Lou Reed, inguaribile trasformista
Iniziamo dai giorni nostri. Partiamo pure dalla fine, andando poi a ritroso, e citiamo il nome di una donna, Lulù, che è anche il nome di un disco. Lou Reed con i Metallica (2011), non è uno scherzo e non so quanti tra i rispettivi fan abbiano gridato allo scandalo. Magari gli adepti del newyorkese hanno addirittura pensato: “Ancora? Dai, basta con queste cose folli, rimani per un po’ te stesso”. Il Problema è che Lou Reed ama questi giochini, desidera ardentemente fare qualcosa di diverso, cambiare e trasformarsi – da solo o grazie ad altri – per creare qualcosa di cui parlare. Sì, perchè le sue molteplici facce non sono state apprezzate da tutti, c’è chi storceva il naso e chi lo avrebbe adorato comunque, anche se avesse deciso di musicare un film Disney.
Lou non arrivò a tanto nemmeno con i Metallica. Forse l’opera più discussa e distante da tutto ciò che ha fatto è stata Metal Machine Music (sottotitolo: An Electronic Instrumental Composition, 1975): cacofonie, distorsioni, rumori e riff messi insieme a differenti velocità. C’è ben poco di melodico o di classic, anche se, in un’intervista a Lester Bangs, il musicista dichiarò che nella cagnara dell’album erano stati inseriti appositamente dei rimandi a composizioni di musica classica. Cosa significa questo lavoro? Si tratta di una voglia di mandare a quel paese la casa discografica o i fan che richiedevano sempre le stesse canzoni? La RCA Records ha avuto le sue colpe, è vero, chiedendo al musicista di fare un album commerciale (Sally Can’t Dance, 1974) e un Live, in seguito alla pubblicazione di Berlin (1973) imposta da Lou Reed stesso. Berlin risulta essere troppo difficile, anarchico, triste e non ha riscontri di pubblico e di critica anche se si tratta di un lavoro elevatissimo, ovvero uno dei dischi fondamentali di Lou Reed.

> _Dati forniti_:
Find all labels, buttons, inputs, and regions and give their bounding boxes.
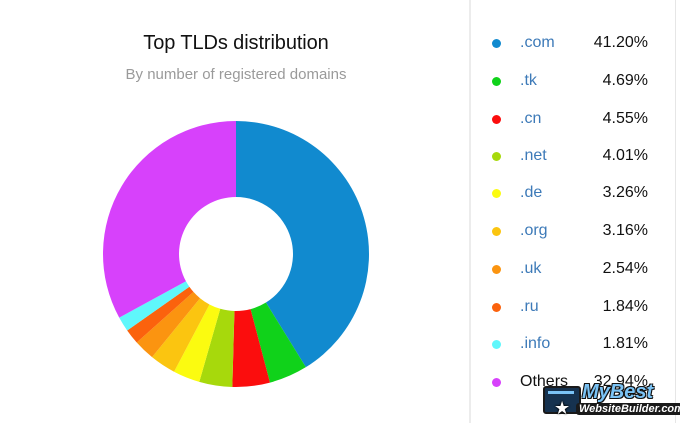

> _Istruzioni del compito_: Stampa alla lettera il passo dell'estratto su Lou Reed che inizia con "Lou Reed, inguaribile" e prosegue fino a "un film Disney.".

> _Output corretto_:
Lou Reed, inguaribile trasformista
Iniziamo dai giorni nostri. Partiamo pure dalla fine, andando poi a ritroso, e citiamo il nome di una donna, Lulù, che è anche il nome di un disco. Lou Reed con i Metallica (2011), non è uno scherzo e non so quanti tra i rispettivi fan abbiano gridato allo scandalo. Magari gli adepti del newyorkese hanno addirittura pensato: “Ancora? Dai, basta con queste cose folli, rimani per un po’ te stesso”. Il Problema è che Lou Reed ama questi giochini, desidera ardentemente fare qualcosa di diverso, cambiare e trasformarsi – da solo o grazie ad altri – per creare qualcosa di cui parlare. Sì, perchè le sue molteplici facce non sono state apprezzate da tutti, c’è chi storceva il naso e chi lo avrebbe adorato comunque, anche se avesse deciso di musicare un film Disney.